• _Task to complete_:
Search the records that follow and extract every line containing the string "level".

• _Input records_:

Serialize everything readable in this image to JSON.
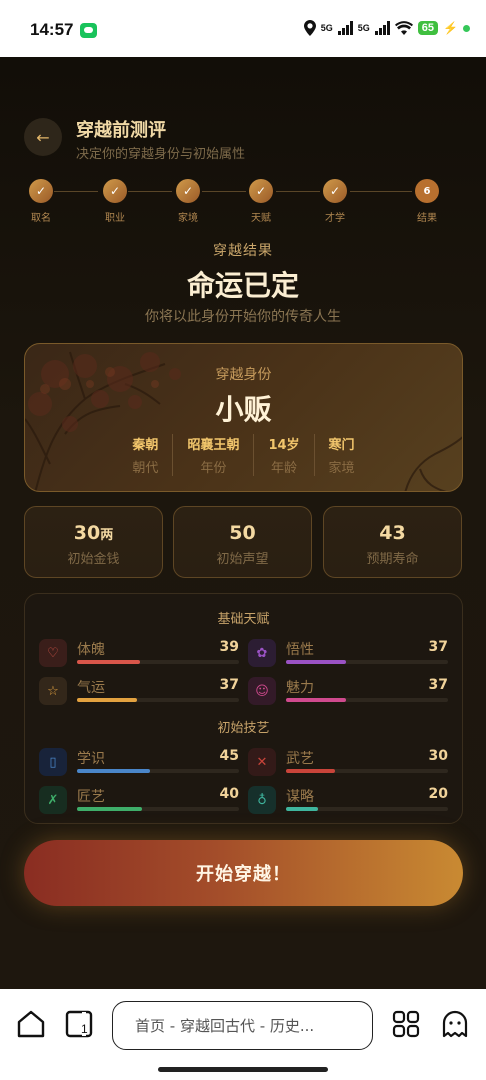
{
  "status": {
    "time": "14:57",
    "network1": "5G",
    "network2": "5G",
    "battery": "65"
  },
  "header": {
    "title": "穿越前测评",
    "subtitle": "决定你的穿越身份与初始属性"
  },
  "steps": [
    {
      "label": "取名",
      "mark": "✓"
    },
    {
      "label": "职业",
      "mark": "✓"
    },
    {
      "label": "家境",
      "mark": "✓"
    },
    {
      "label": "天赋",
      "mark": "✓"
    },
    {
      "label": "才学",
      "mark": "✓"
    },
    {
      "label": "结果",
      "mark": "6"
    }
  ],
  "result": {
    "tag": "穿越结果",
    "title": "命运已定",
    "desc": "你将以此身份开始你的传奇人生"
  },
  "identity": {
    "label": "穿越身份",
    "value": "小贩",
    "attrs": [
      {
        "value": "秦朝",
        "key": "朝代"
      },
      {
        "value": "昭襄王朝",
        "key": "年份"
      },
      {
        "value": "14岁",
        "key": "年龄"
      },
      {
        "value": "寒门",
        "key": "家境"
      }
    ]
  },
  "stats": [
    {
      "value": "30",
      "unit": "两",
      "label": "初始金钱"
    },
    {
      "value": "50",
      "unit": "",
      "label": "初始声望"
    },
    {
      "value": "43",
      "unit": "",
      "label": "预期寿命"
    }
  ],
  "talents": {
    "title": "基础天赋",
    "items": [
      {
        "name": "体魄",
        "value": "39",
        "level": 0.39,
        "color": "#d9564a",
        "icon": "heart-icon",
        "glyph": "♡",
        "bg": "#3a1e1a"
      },
      {
        "name": "悟性",
        "value": "37",
        "level": 0.37,
        "color": "#9a52c4",
        "icon": "brain-icon",
        "glyph": "✿",
        "bg": "#2c1d33"
      },
      {
        "name": "气运",
        "value": "37",
        "level": 0.37,
        "color": "#e3a240",
        "icon": "star-icon",
        "glyph": "☆",
        "bg": "#33271a"
      },
      {
        "name": "魅力",
        "value": "37",
        "level": 0.37,
        "color": "#d04a8e",
        "icon": "smile-icon",
        "glyph": "☺",
        "bg": "#331a28"
      }
    ]
  },
  "skills": {
    "title": "初始技艺",
    "items": [
      {
        "name": "学识",
        "value": "45",
        "level": 0.45,
        "color": "#4a86c9",
        "icon": "book-icon",
        "glyph": "▯",
        "bg": "#18233a"
      },
      {
        "name": "武艺",
        "value": "30",
        "level": 0.3,
        "color": "#c9443a",
        "icon": "swords-icon",
        "glyph": "✕",
        "bg": "#331a18"
      },
      {
        "name": "匠艺",
        "value": "40",
        "level": 0.4,
        "color": "#3fae6a",
        "icon": "tools-icon",
        "glyph": "✗",
        "bg": "#172d20"
      },
      {
        "name": "谋略",
        "value": "20",
        "level": 0.2,
        "color": "#3fb59e",
        "icon": "lightbulb-icon",
        "glyph": "♁",
        "bg": "#16302b"
      }
    ]
  },
  "start_button": "开始穿越！",
  "browser": {
    "url": "首页 - 穿越回古代 - 历史..."
  }
}
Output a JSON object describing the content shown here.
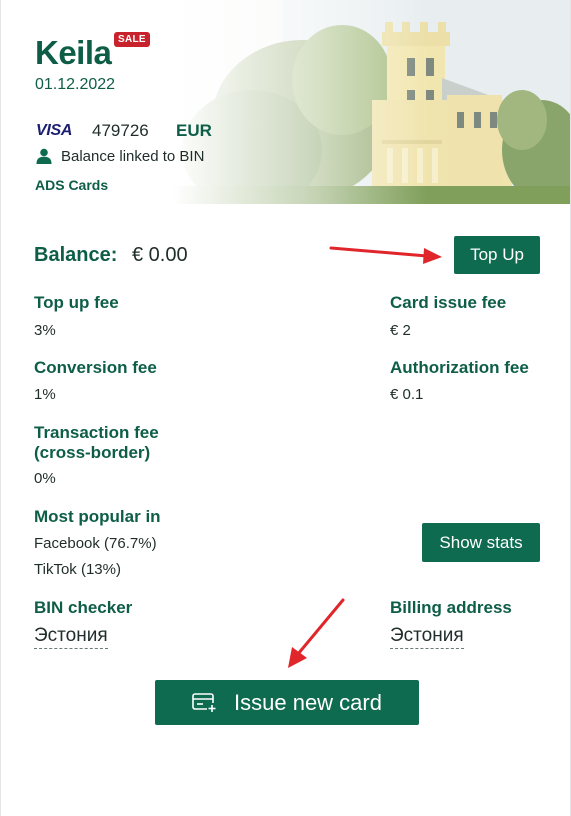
{
  "card": {
    "title": "Keila",
    "sale_badge": "SALE",
    "date": "01.12.2022",
    "network": "VISA",
    "bin": "479726",
    "currency": "EUR",
    "linked_text": "Balance linked to BIN",
    "provider": "ADS Cards"
  },
  "balance": {
    "label": "Balance:",
    "value": "€ 0.00",
    "top_up_label": "Top Up"
  },
  "fees": {
    "top_up_fee": {
      "label": "Top up fee",
      "value": "3%"
    },
    "card_issue_fee": {
      "label": "Card issue fee",
      "value": "€ 2"
    },
    "conversion_fee": {
      "label": "Conversion fee",
      "value": "1%"
    },
    "authorization_fee": {
      "label": "Authorization fee",
      "value": "€ 0.1"
    },
    "transaction_fee": {
      "label_line1": "Transaction fee",
      "label_line2": "(cross-border)",
      "value": "0%"
    }
  },
  "popular": {
    "label": "Most popular in",
    "items": [
      "Facebook (76.7%)",
      "TikTok (13%)"
    ],
    "show_stats_label": "Show stats"
  },
  "bin_checker": {
    "label": "BIN checker",
    "value": "Эстония"
  },
  "billing_address": {
    "label": "Billing address",
    "value": "Эстония"
  },
  "issue_button_label": "Issue new card",
  "colors": {
    "brand_green": "#0e6b4f",
    "label_green": "#0e5e47",
    "sale_red": "#c8232c",
    "annotation_arrow": "#e0252b"
  },
  "icons": [
    "user-icon",
    "card-plus-icon",
    "visa-logo"
  ]
}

• _Exercise result_:
        "level": 0.39,
        "level": 0.37,
        "level": 0.37,
        "level": 0.37,
        "level": 0.45,
        "level": 0.3,
        "level": 0.4,
        "level": 0.2,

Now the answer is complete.